[Task description] Could you copy out the rows character for character, starting with the line that contains "Find 17 of the" and going on through the line that contains "legend-label: co-state var", with both of those lines included?

====

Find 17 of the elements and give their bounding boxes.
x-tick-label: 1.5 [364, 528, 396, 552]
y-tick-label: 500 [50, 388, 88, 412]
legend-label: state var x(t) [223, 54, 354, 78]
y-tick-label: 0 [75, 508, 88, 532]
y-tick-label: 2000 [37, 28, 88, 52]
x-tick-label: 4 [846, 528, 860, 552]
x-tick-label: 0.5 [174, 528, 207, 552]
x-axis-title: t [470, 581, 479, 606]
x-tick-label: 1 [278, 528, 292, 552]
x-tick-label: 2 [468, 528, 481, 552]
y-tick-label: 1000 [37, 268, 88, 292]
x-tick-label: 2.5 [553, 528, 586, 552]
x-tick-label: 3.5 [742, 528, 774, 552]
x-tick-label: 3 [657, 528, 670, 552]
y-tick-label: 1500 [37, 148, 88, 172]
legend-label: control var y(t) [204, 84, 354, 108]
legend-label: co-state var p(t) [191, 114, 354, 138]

====

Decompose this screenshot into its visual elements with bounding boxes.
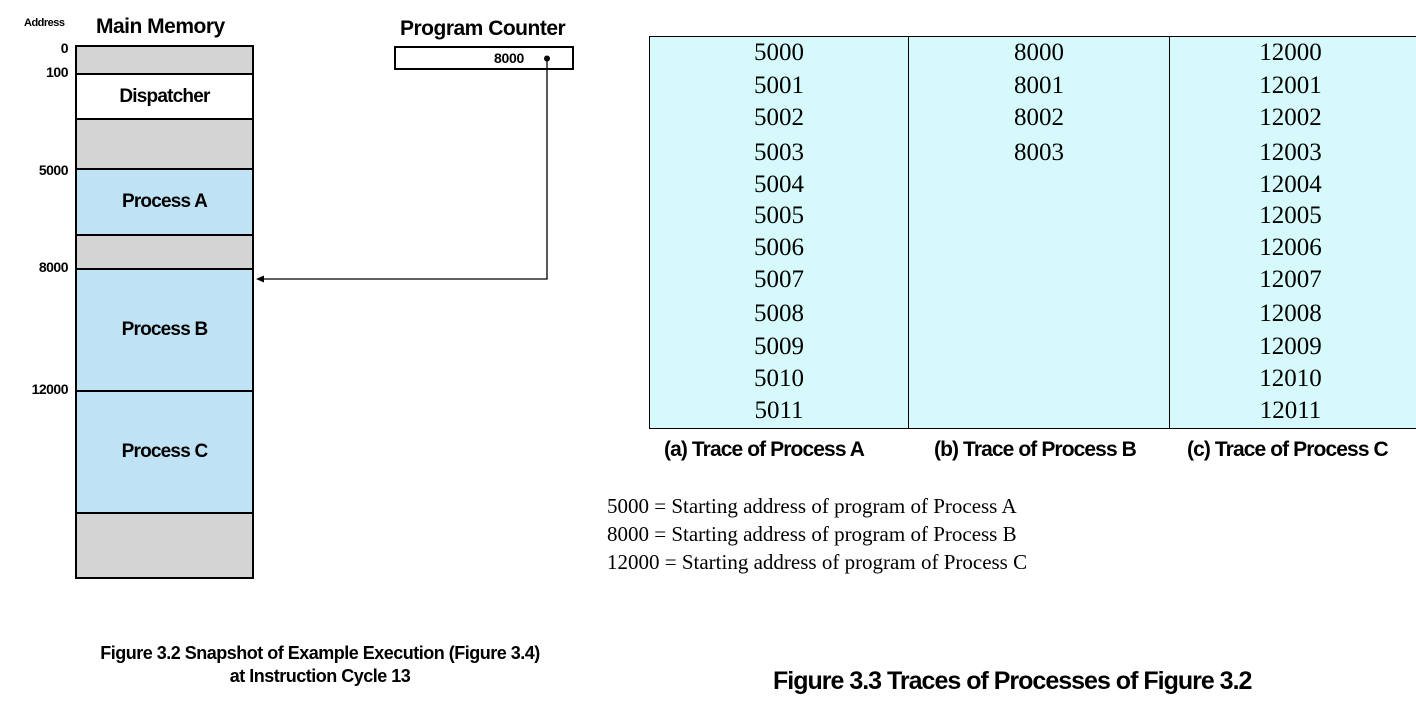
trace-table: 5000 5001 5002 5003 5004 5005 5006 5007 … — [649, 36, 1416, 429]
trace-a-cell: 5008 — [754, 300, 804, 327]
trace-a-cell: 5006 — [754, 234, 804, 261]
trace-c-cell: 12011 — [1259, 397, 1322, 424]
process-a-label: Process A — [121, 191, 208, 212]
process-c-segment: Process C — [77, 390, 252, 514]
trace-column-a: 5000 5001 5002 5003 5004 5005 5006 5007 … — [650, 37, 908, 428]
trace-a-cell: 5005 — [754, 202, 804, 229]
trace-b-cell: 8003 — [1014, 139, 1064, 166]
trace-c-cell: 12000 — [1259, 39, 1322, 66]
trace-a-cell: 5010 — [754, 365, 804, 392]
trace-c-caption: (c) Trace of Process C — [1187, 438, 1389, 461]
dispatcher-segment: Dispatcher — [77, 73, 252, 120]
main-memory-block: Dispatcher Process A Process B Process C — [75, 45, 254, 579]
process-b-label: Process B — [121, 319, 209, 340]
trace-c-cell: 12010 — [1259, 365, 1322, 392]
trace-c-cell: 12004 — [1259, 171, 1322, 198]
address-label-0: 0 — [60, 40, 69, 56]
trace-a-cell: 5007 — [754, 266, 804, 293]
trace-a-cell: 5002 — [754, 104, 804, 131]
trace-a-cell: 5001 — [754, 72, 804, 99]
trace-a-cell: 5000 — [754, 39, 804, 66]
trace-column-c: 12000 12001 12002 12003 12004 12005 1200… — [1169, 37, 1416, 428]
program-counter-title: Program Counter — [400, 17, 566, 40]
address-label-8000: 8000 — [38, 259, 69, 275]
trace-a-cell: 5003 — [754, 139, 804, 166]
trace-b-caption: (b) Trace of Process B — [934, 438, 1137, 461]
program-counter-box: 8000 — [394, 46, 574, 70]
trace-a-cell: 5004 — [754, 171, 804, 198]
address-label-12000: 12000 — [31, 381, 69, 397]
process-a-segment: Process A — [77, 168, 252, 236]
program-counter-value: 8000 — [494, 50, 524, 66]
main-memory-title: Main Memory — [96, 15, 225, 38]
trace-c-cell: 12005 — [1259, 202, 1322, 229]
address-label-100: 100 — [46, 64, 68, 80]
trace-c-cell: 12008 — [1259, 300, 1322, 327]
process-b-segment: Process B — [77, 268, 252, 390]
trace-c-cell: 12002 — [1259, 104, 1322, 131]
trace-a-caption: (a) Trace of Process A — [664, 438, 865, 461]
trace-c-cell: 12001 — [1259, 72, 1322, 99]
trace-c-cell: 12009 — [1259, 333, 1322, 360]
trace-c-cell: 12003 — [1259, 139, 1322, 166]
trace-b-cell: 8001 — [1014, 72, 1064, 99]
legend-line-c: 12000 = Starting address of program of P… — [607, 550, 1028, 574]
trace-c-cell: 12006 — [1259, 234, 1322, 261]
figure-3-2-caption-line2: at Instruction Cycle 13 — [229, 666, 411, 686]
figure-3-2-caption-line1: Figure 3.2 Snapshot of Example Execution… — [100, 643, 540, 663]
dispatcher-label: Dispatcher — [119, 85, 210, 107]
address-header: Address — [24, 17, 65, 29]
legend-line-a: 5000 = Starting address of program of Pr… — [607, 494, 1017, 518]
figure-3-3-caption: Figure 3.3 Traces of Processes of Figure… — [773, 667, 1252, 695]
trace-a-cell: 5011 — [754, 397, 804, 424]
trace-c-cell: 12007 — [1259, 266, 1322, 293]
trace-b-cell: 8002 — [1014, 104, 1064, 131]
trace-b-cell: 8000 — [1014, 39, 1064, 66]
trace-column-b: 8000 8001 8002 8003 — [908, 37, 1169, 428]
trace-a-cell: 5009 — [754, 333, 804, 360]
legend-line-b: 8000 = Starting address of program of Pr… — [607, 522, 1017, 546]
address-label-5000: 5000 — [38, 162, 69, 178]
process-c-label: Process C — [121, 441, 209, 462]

====

[Expected output]
Find 17 of the elements and give their bounding boxes.
x-tick-label: 1.5 [364, 528, 396, 552]
y-tick-label: 500 [50, 388, 88, 412]
legend-label: state var x(t) [223, 54, 354, 78]
y-tick-label: 0 [75, 508, 88, 532]
y-tick-label: 2000 [37, 28, 88, 52]
x-tick-label: 4 [846, 528, 860, 552]
x-tick-label: 0.5 [174, 528, 207, 552]
x-axis-title: t [470, 581, 479, 606]
x-tick-label: 1 [278, 528, 292, 552]
x-tick-label: 2 [468, 528, 481, 552]
y-tick-label: 1000 [37, 268, 88, 292]
x-tick-label: 2.5 [553, 528, 586, 552]
x-tick-label: 3.5 [742, 528, 774, 552]
x-tick-label: 3 [657, 528, 670, 552]
y-tick-label: 1500 [37, 148, 88, 172]
legend-label: control var y(t) [204, 84, 354, 108]
legend-label: co-state var p(t) [191, 114, 354, 138]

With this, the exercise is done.